Return every record below exactly as written, but leave out the pictures.
####################
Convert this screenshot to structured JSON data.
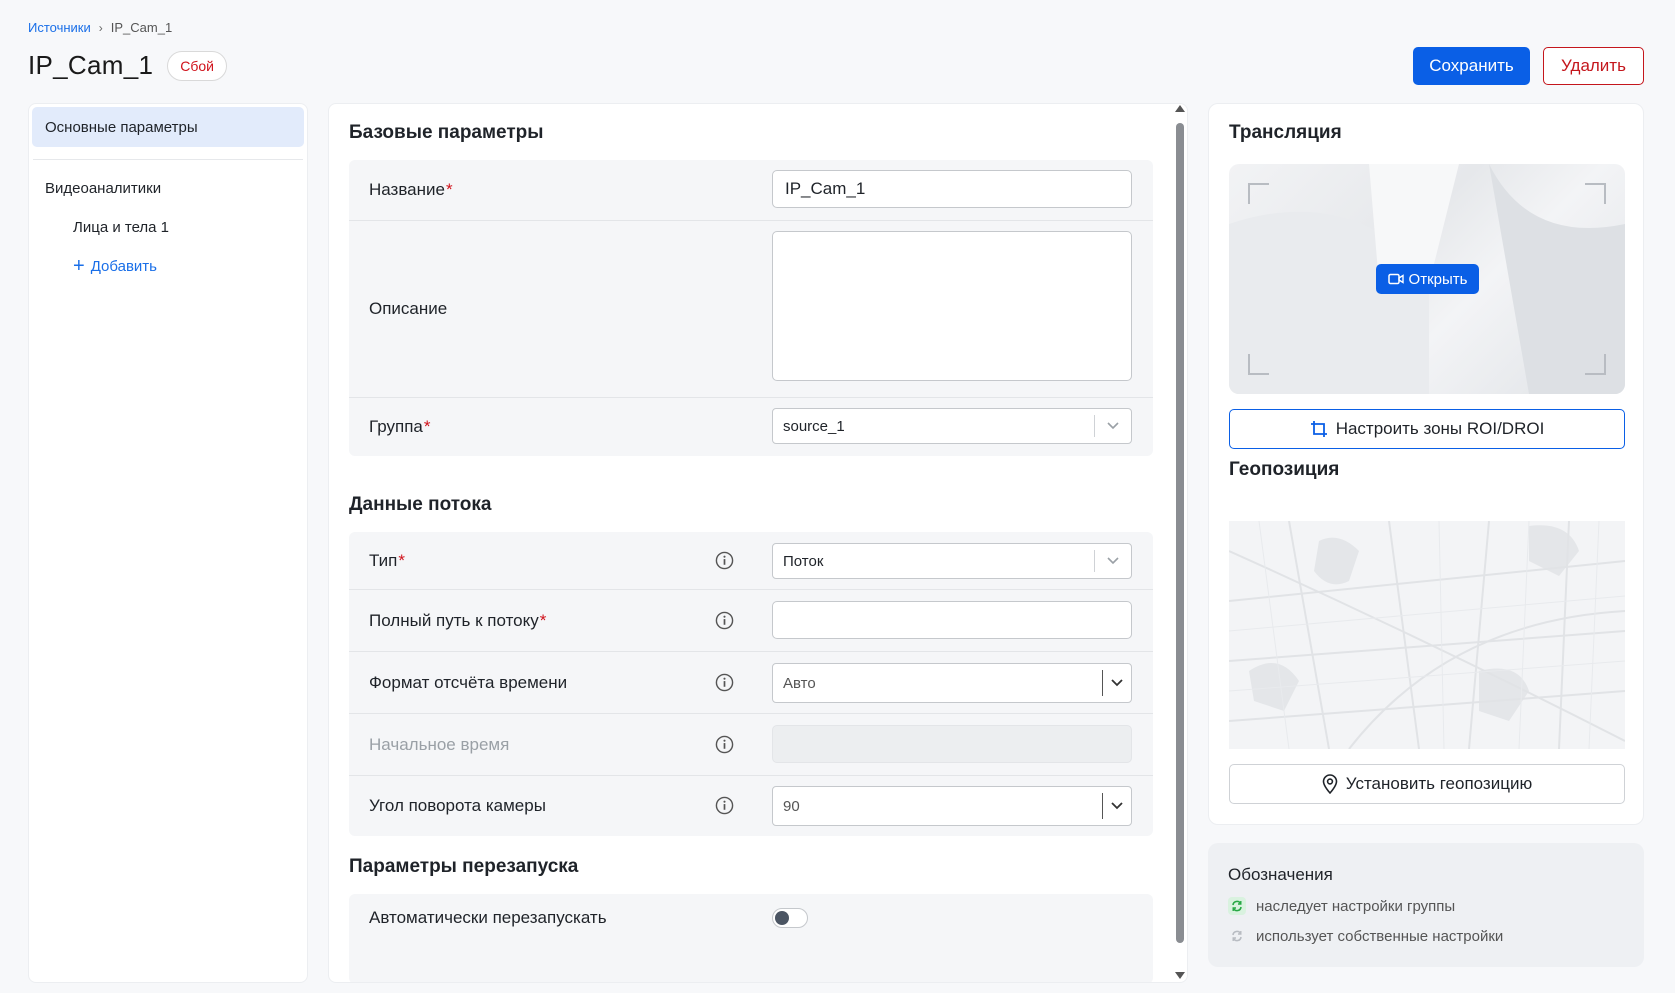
{
  "breadcrumb": {
    "root": "Источники",
    "current": "IP_Cam_1"
  },
  "header": {
    "title": "IP_Cam_1",
    "status": "Сбой",
    "save_label": "Сохранить",
    "delete_label": "Удалить"
  },
  "sidebar": {
    "active_item": "Основные параметры",
    "group": "Видеоаналитики",
    "sub_item": "Лица и тела 1",
    "add_label": "Добавить"
  },
  "base": {
    "title": "Базовые параметры",
    "name_label": "Название",
    "name_value": "IP_Cam_1",
    "desc_label": "Описание",
    "group_label": "Группа",
    "group_value": "source_1"
  },
  "stream": {
    "title": "Данные потока",
    "type_label": "Тип",
    "type_value": "Поток",
    "path_label": "Полный путь к потоку",
    "time_format_label": "Формат отсчёта времени",
    "time_format_value": "Авто",
    "start_time_label": "Начальное время",
    "rotation_label": "Угол поворота камеры",
    "rotation_value": "90"
  },
  "restart": {
    "title": "Параметры перезапуска",
    "auto_label": "Автоматически перезапускать"
  },
  "broadcast": {
    "title": "Трансляция",
    "open_label": "Открыть",
    "roi_label": "Настроить зоны ROI/DROI"
  },
  "geo": {
    "title": "Геопозиция",
    "set_label": "Установить геопозицию"
  },
  "legend": {
    "title": "Обозначения",
    "inherits": "наследует настройки группы",
    "own": "использует собственные настройки"
  },
  "colors": {
    "accent": "#0a5fe6",
    "danger": "#c4161c",
    "inherit_green": "#27a844"
  }
}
####################
#### [Completed task]
Convert this screenshot to structured JSON data.
{
  "breadcrumb": {
    "root": "Источники",
    "current": "IP_Cam_1"
  },
  "header": {
    "title": "IP_Cam_1",
    "status": "Сбой",
    "save_label": "Сохранить",
    "delete_label": "Удалить"
  },
  "sidebar": {
    "active_item": "Основные параметры",
    "group": "Видеоаналитики",
    "sub_item": "Лица и тела 1",
    "add_label": "Добавить"
  },
  "base": {
    "title": "Базовые параметры",
    "name_label": "Название",
    "name_value": "IP_Cam_1",
    "desc_label": "Описание",
    "group_label": "Группа",
    "group_value": "source_1"
  },
  "stream": {
    "title": "Данные потока",
    "type_label": "Тип",
    "type_value": "Поток",
    "path_label": "Полный путь к потоку",
    "time_format_label": "Формат отсчёта времени",
    "time_format_value": "Авто",
    "start_time_label": "Начальное время",
    "rotation_label": "Угол поворота камеры",
    "rotation_value": "90"
  },
  "restart": {
    "title": "Параметры перезапуска",
    "auto_label": "Автоматически перезапускать"
  },
  "broadcast": {
    "title": "Трансляция",
    "open_label": "Открыть",
    "roi_label": "Настроить зоны ROI/DROI"
  },
  "geo": {
    "title": "Геопозиция",
    "set_label": "Установить геопозицию"
  },
  "legend": {
    "title": "Обозначения",
    "inherits": "наследует настройки группы",
    "own": "использует собственные настройки"
  },
  "colors": {
    "accent": "#0a5fe6",
    "danger": "#c4161c",
    "inherit_green": "#27a844"
  }
}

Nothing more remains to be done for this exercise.